WHAT NEEDS TO BE DONE
Print exactly the lines from the one containing "OCR this image." through the last line of the records below, both included, and nothing else; omit any pictures.

..........

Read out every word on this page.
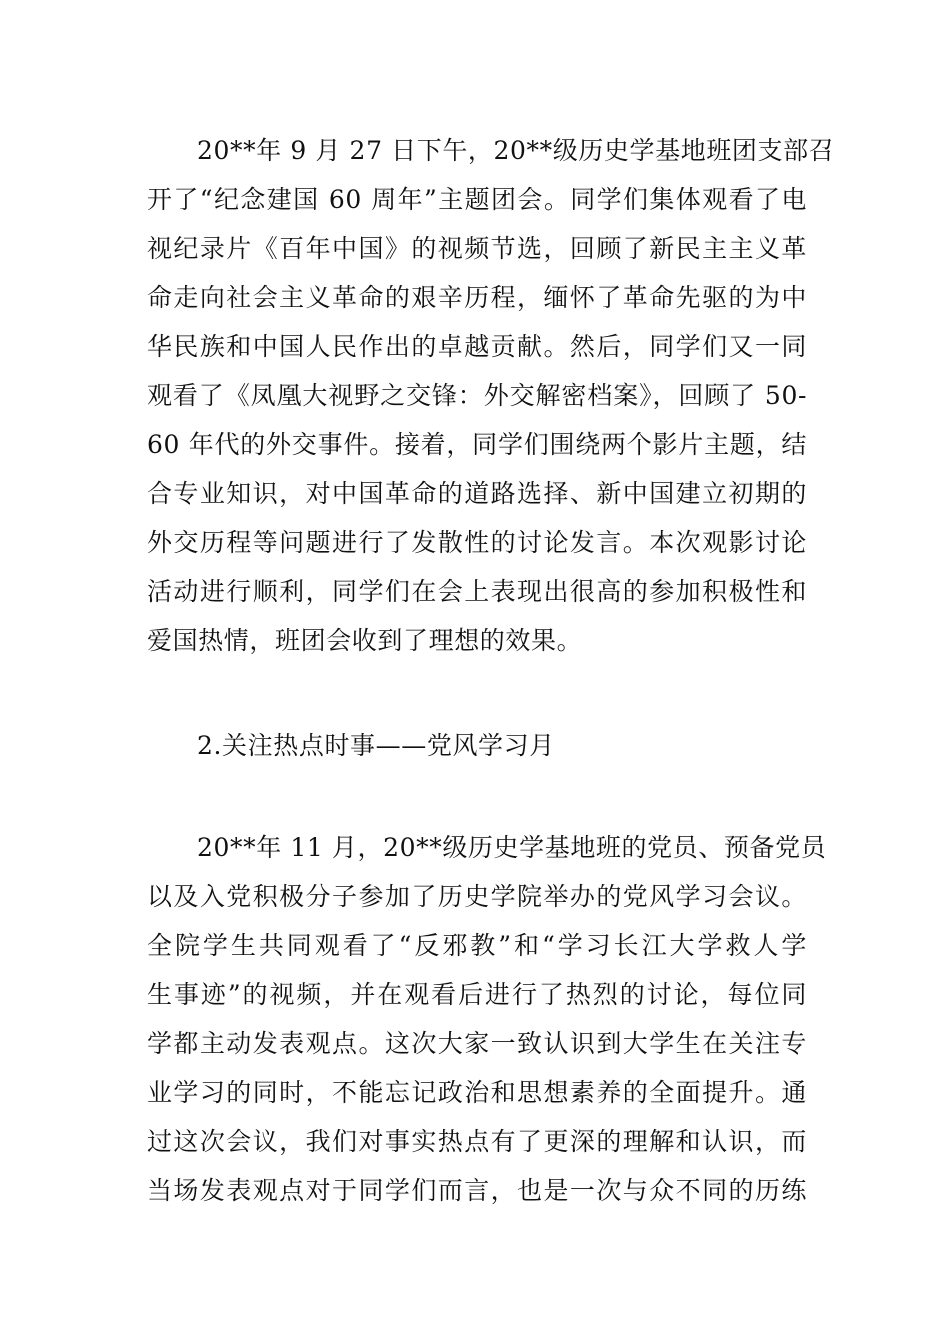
20**年 9 月 27 日下午，20**级历史学基地班团支部召
开了“纪念建国 60 周年”主题团会。同学们集体观看了电
视纪录片《百年中国》的视频节选，回顾了新民主主义革
命走向社会主义革命的艰辛历程，缅怀了革命先驱的为中
华民族和中国人民作出的卓越贡献。然后，同学们又一同
观看了《凤凰大视野之交锋：外交解密档案》，回顾了 50-
60 年代的外交事件。接着，同学们围绕两个影片主题，结
合专业知识，对中国革命的道路选择、新中国建立初期的
外交历程等问题进行了发散性的讨论发言。本次观影讨论
活动进行顺利，同学们在会上表现出很高的参加积极性和
爱国热情，班团会收到了理想的效果。
2.关注热点时事——党风学习月
20**年 11 月，20**级历史学基地班的党员、预备党员
以及入党积极分子参加了历史学院举办的党风学习会议。
全院学生共同观看了“反邪教”和“学习长江大学救人学
生事迹”的视频，并在观看后进行了热烈的讨论，每位同
学都主动发表观点。这次大家一致认识到大学生在关注专
业学习的同时，不能忘记政治和思想素养的全面提升。通
过这次会议，我们对事实热点有了更深的理解和认识，而
当场发表观点对于同学们而言，也是一次与众不同的历练
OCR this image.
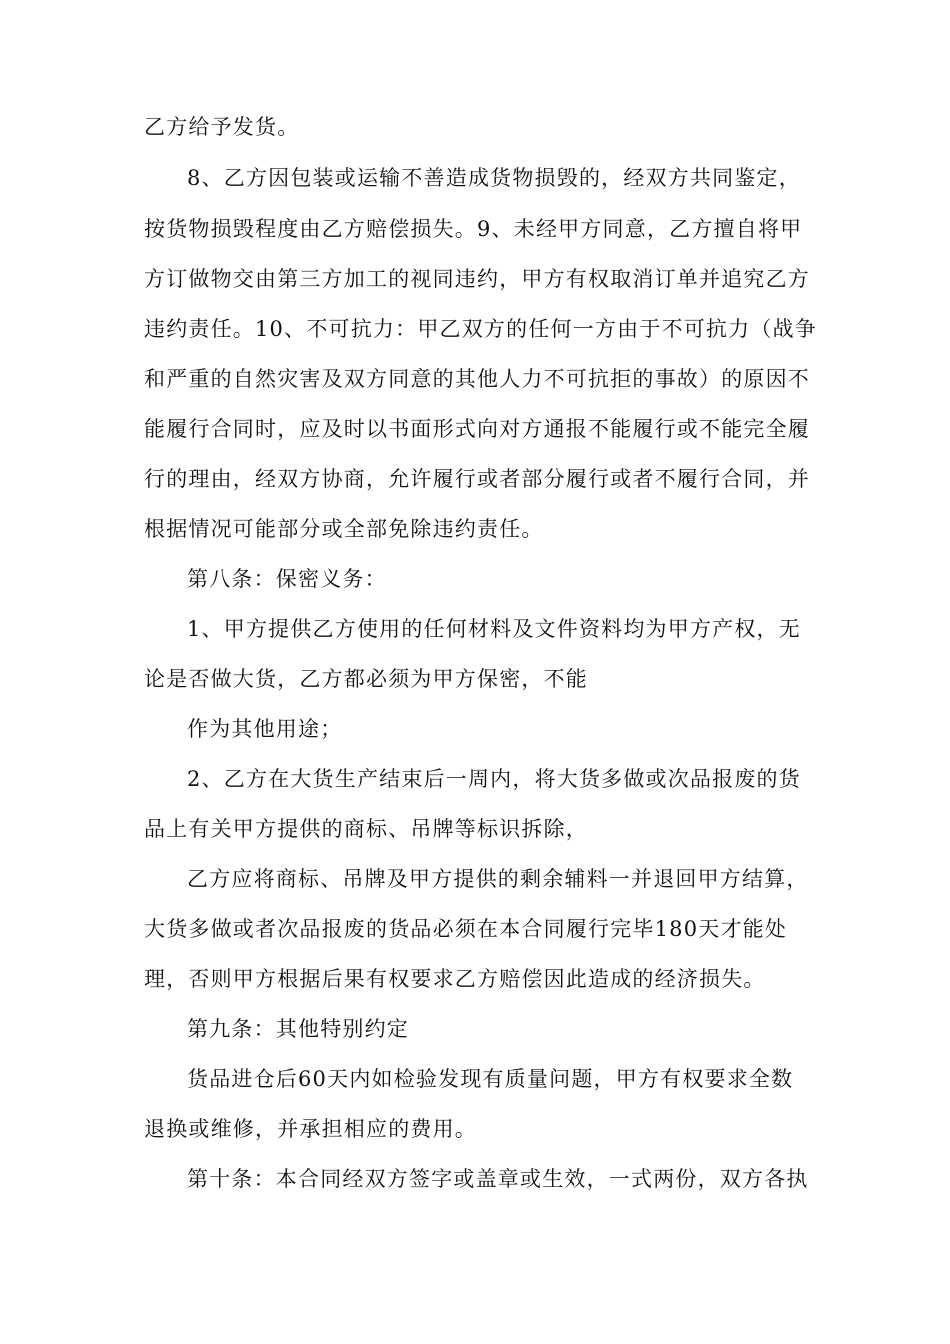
乙方给予发货。
8、乙方因包装或运输不善造成货物损毁的，经双方共同鉴定，
按货物损毁程度由乙方赔偿损失。9、未经甲方同意，乙方擅自将甲
方订做物交由第三方加工的视同违约，甲方有权取消订单并追究乙方
违约责任。10、不可抗力：甲乙双方的任何一方由于不可抗力（战争
和严重的自然灾害及双方同意的其他人力不可抗拒的事故）的原因不
能履行合同时，应及时以书面形式向对方通报不能履行或不能完全履
行的理由，经双方协商，允许履行或者部分履行或者不履行合同，并
根据情况可能部分或全部免除违约责任。
第八条：保密义务：
1、甲方提供乙方使用的任何材料及文件资料均为甲方产权，无
论是否做大货，乙方都必须为甲方保密，不能
作为其他用途；
2、乙方在大货生产结束后一周内，将大货多做或次品报废的货
品上有关甲方提供的商标、吊牌等标识拆除，
乙方应将商标、吊牌及甲方提供的剩余辅料一并退回甲方结算，
大货多做或者次品报废的货品必须在本合同履行完毕180天才能处
理，否则甲方根据后果有权要求乙方赔偿因此造成的经济损失。
第九条：其他特别约定
货品进仓后60天内如检验发现有质量问题，甲方有权要求全数
退换或维修，并承担相应的费用。
第十条：本合同经双方签字或盖章或生效，一式两份，双方各执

..........

EXERCISE SOLUTION
OCR this image.
乙方给予发货。
8、乙方因包装或运输不善造成货物损毁的，经双方共同鉴定，
按货物损毁程度由乙方赔偿损失。9、未经甲方同意，乙方擅自将甲
方订做物交由第三方加工的视同违约，甲方有权取消订单并追究乙方
违约责任。10、不可抗力：甲乙双方的任何一方由于不可抗力（战争
和严重的自然灾害及双方同意的其他人力不可抗拒的事故）的原因不
能履行合同时，应及时以书面形式向对方通报不能履行或不能完全履
行的理由，经双方协商，允许履行或者部分履行或者不履行合同，并
根据情况可能部分或全部免除违约责任。
第八条：保密义务：
1、甲方提供乙方使用的任何材料及文件资料均为甲方产权，无
论是否做大货，乙方都必须为甲方保密，不能
作为其他用途；
2、乙方在大货生产结束后一周内，将大货多做或次品报废的货
品上有关甲方提供的商标、吊牌等标识拆除，
乙方应将商标、吊牌及甲方提供的剩余辅料一并退回甲方结算，
大货多做或者次品报废的货品必须在本合同履行完毕180天才能处
理，否则甲方根据后果有权要求乙方赔偿因此造成的经济损失。
第九条：其他特别约定
货品进仓后60天内如检验发现有质量问题，甲方有权要求全数
退换或维修，并承担相应的费用。
第十条：本合同经双方签字或盖章或生效，一式两份，双方各执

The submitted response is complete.